THE PROBLEM
Retype the whole listing, please, keeping every line exact and dropping the pictures.

MATERIAL FOR THE TASK
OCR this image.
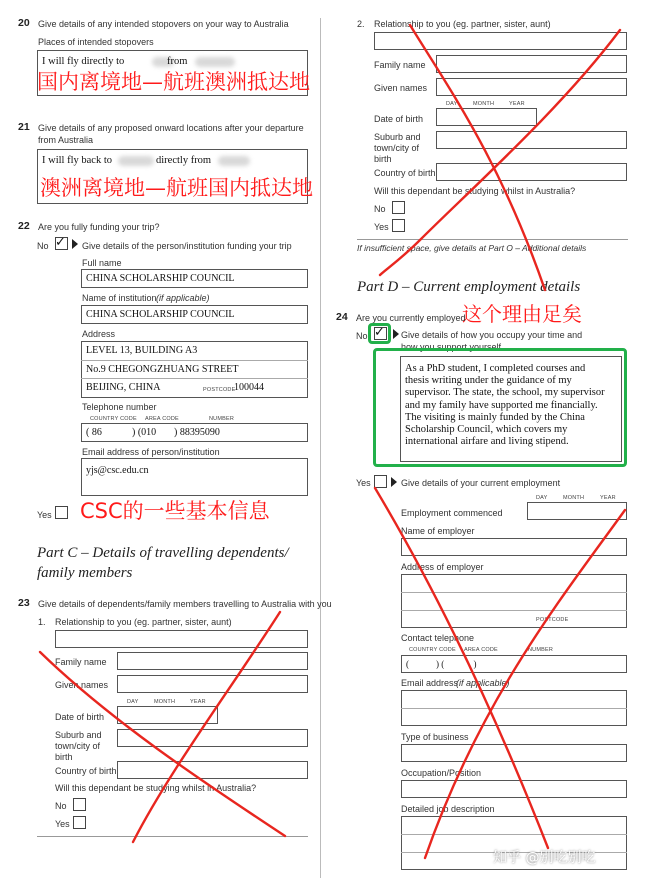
20 Give details of any intended stopovers on your way to Australia
Places of intended stopovers
I will fly directly to	from
国内离境地—航班澳洲抵达地
21 Give details of any proposed onward locations after your departure
from Australia
I will fly back to	directly from
澳洲离境地—航班国内抵达地
22 Are you fully funding your trip?
No ✓ Give details of the person/institution funding your trip
Full name
CHINA SCHOLARSHIP COUNCIL
Name of institution (if applicable)
CHINA SCHOLARSHIP COUNCIL
Address
LEVEL 13, BUILDING A3
No.9 CHEGONGZHUANG STREET
BEIJING, CHINA	POSTCODE
100044
Telephone number
COUNTRY CODE AREA CODE	NUMBER
( 86	) (010 ) 88395090
Email address of person/institution
yjs@csc.edu.cn
Yes CSC的一些基本信息
Part C – Details of travelling dependents/
family members
23 Give details of dependents/family members travelling to Australia with you
1. Relationship to you (eg. partner, sister, aunt)
Family name
Given names
DAY	MONTH	YEAR
Date of birth
Suburb and
town/city of
birth
Country of birth
Will this dependant be studying whilst in Australia?
No
Yes
2. Relationship to you (eg. partner, sister, aunt)
Family name
Given names
DAY	MONTH	YEAR
Date of birth
Suburb and
town/city of
birth
Country of birth
Will this dependant be studying whilst in Australia?
No
Yes
If insufficient space, give details at Part O – Additional details
Part D – Current employment details
这个理由足矣
24 Are you currently employed
No ✓ Give details of how you occupy your time and
how you support yourself
As a PhD student, I completed courses and
thesis writing under the guidance of my
supervisor. The state, the school, my supervisor
and my family have supported me financially.
The visiting is mainly funded by the China
Scholarship Council, which covers my
international airfare and living stipend.
Yes	Give details of your current employment
MONTH	YEAR
DAY
Employment commenced
Name of employer
Address of employer
POSTCODE
Contact telephone
COUNTRY CODE AREA CODE	NUMBER
(            ) (             )
Email address
(if applicable)
Type of business
Occupation/Position
Detailed job description
知乎 @别吃别吃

FINAL ANSWER
OCR this image.
20 Give details of any intended stopovers on your way to Australia
Places of intended stopovers
I will fly directly to	from
国内离境地—航班澳洲抵达地
21 Give details of any proposed onward locations after your departure
from Australia
I will fly back to	directly from
澳洲离境地—航班国内抵达地
22 Are you fully funding your trip?
No ✓ Give details of the person/institution funding your trip
Full name
CHINA SCHOLARSHIP COUNCIL
Name of institution (if applicable)
CHINA SCHOLARSHIP COUNCIL
Address
LEVEL 13, BUILDING A3
No.9 CHEGONGZHUANG STREET
BEIJING, CHINA	POSTCODE
100044
Telephone number
COUNTRY CODE AREA CODE	NUMBER
( 86	) (010 ) 88395090
Email address of person/institution
yjs@csc.edu.cn
Yes CSC的一些基本信息
Part C – Details of travelling dependents/
family members
23 Give details of dependents/family members travelling to Australia with you
1. Relationship to you (eg. partner, sister, aunt)
Family name
Given names
DAY	MONTH	YEAR
Date of birth
Suburb and
town/city of
birth
Country of birth
Will this dependant be studying whilst in Australia?
No
Yes
2. Relationship to you (eg. partner, sister, aunt)
Family name
Given names
DAY	MONTH	YEAR
Date of birth
Suburb and
town/city of
birth
Country of birth
Will this dependant be studying whilst in Australia?
No
Yes
If insufficient space, give details at Part O – Additional details
Part D – Current employment details
这个理由足矣
24 Are you currently employed
No ✓ Give details of how you occupy your time and
how you support yourself
As a PhD student, I completed courses and
thesis writing under the guidance of my
supervisor. The state, the school, my supervisor
and my family have supported me financially.
The visiting is mainly funded by the China
Scholarship Council, which covers my
international airfare and living stipend.
Yes	Give details of your current employment
MONTH	YEAR
DAY
Employment commenced
Name of employer
Address of employer
POSTCODE
Contact telephone
COUNTRY CODE AREA CODE	NUMBER
(            ) (             )
Email address
(if applicable)
Type of business
Occupation/Position
Detailed job description
知乎 @别吃别吃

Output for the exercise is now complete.